Supplied data:

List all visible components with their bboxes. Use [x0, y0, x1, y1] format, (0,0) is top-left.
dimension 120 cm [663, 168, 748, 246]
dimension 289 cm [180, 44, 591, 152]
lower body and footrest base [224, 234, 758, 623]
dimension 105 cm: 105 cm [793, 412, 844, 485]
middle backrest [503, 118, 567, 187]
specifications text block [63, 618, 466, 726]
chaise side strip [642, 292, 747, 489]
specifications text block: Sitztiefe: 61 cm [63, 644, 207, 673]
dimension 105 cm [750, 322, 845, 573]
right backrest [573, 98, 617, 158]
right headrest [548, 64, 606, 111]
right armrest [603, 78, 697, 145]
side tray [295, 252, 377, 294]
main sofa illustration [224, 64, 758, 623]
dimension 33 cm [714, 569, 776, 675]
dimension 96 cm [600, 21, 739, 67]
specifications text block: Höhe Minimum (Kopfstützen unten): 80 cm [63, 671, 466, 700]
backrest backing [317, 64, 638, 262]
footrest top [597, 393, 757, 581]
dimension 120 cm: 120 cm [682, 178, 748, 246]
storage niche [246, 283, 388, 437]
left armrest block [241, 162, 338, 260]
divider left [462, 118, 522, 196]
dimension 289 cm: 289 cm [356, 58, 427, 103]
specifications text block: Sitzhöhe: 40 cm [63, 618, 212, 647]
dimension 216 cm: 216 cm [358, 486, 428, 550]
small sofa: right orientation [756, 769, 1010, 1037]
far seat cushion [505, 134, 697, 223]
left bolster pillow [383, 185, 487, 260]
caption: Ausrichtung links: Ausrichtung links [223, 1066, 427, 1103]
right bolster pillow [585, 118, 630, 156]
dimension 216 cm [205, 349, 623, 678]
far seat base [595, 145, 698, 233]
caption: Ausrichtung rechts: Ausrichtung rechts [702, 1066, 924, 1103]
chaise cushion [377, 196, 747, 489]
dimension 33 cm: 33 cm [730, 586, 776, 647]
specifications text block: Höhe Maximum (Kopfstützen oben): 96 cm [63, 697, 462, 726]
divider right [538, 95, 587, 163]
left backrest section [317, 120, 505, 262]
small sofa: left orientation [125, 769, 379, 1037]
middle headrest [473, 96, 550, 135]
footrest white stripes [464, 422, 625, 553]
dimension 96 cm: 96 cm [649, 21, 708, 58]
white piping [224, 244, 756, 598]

...

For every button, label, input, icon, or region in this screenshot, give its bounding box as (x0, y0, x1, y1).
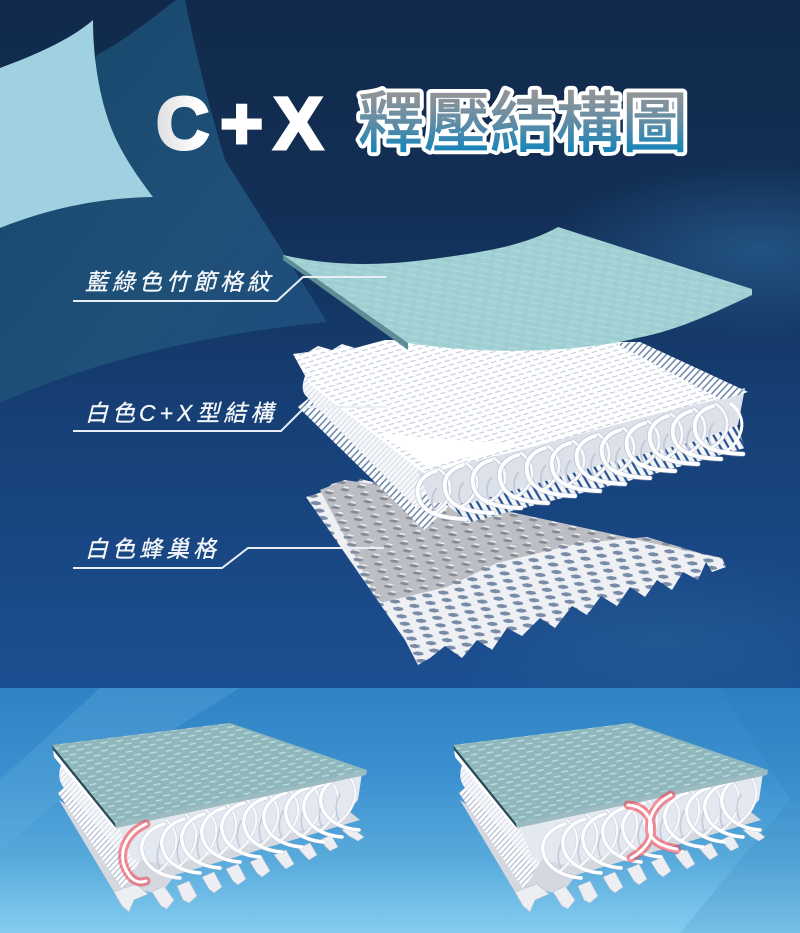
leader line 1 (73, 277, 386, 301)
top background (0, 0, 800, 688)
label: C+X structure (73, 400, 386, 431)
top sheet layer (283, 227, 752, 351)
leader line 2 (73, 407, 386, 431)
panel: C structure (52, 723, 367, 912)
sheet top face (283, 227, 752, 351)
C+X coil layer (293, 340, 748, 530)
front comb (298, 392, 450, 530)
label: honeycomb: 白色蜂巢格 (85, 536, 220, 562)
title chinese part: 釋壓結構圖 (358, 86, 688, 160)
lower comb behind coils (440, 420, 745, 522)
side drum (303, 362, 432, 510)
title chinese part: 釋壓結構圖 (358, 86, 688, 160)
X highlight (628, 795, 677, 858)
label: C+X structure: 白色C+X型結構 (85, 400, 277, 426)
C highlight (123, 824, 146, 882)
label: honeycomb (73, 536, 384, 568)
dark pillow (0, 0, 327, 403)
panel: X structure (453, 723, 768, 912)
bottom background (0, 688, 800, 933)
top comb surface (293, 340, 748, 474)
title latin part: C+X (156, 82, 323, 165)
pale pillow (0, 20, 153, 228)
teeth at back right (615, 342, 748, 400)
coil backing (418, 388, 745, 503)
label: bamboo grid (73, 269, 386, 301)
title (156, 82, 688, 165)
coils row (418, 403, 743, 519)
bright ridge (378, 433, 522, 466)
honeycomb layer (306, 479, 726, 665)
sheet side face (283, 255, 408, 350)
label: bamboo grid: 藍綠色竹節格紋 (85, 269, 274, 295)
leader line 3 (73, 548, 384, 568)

Written request:
Rewrite the lines from the one containing "List all visible" through the one containing "dimension 216 cm: 216 cm [358, 486, 428, 550]", inclusive, replacing "footrest" with "ottoman" and leaving everything else unchanged.

Reply to the exercise:
List all visible components with their bboxes. Use [x0, y0, x1, y1] format, (0,0) is top-left.
dimension 120 cm [663, 168, 748, 246]
dimension 289 cm [180, 44, 591, 152]
lower body and ottoman base [224, 234, 758, 623]
dimension 105 cm: 105 cm [793, 412, 844, 485]
middle backrest [503, 118, 567, 187]
specifications text block [63, 618, 466, 726]
chaise side strip [642, 292, 747, 489]
specifications text block: Sitztiefe: 61 cm [63, 644, 207, 673]
dimension 105 cm [750, 322, 845, 573]
right backrest [573, 98, 617, 158]
right headrest [548, 64, 606, 111]
right armrest [603, 78, 697, 145]
side tray [295, 252, 377, 294]
main sofa illustration [224, 64, 758, 623]
dimension 33 cm [714, 569, 776, 675]
dimension 96 cm [600, 21, 739, 67]
specifications text block: Höhe Minimum (Kopfstützen unten): 80 cm [63, 671, 466, 700]
backrest backing [317, 64, 638, 262]
ottoman top [597, 393, 757, 581]
dimension 120 cm: 120 cm [682, 178, 748, 246]
storage niche [246, 283, 388, 437]
left armrest block [241, 162, 338, 260]
divider left [462, 118, 522, 196]
dimension 289 cm: 289 cm [356, 58, 427, 103]
specifications text block: Sitzhöhe: 40 cm [63, 618, 212, 647]
dimension 216 cm: 216 cm [358, 486, 428, 550]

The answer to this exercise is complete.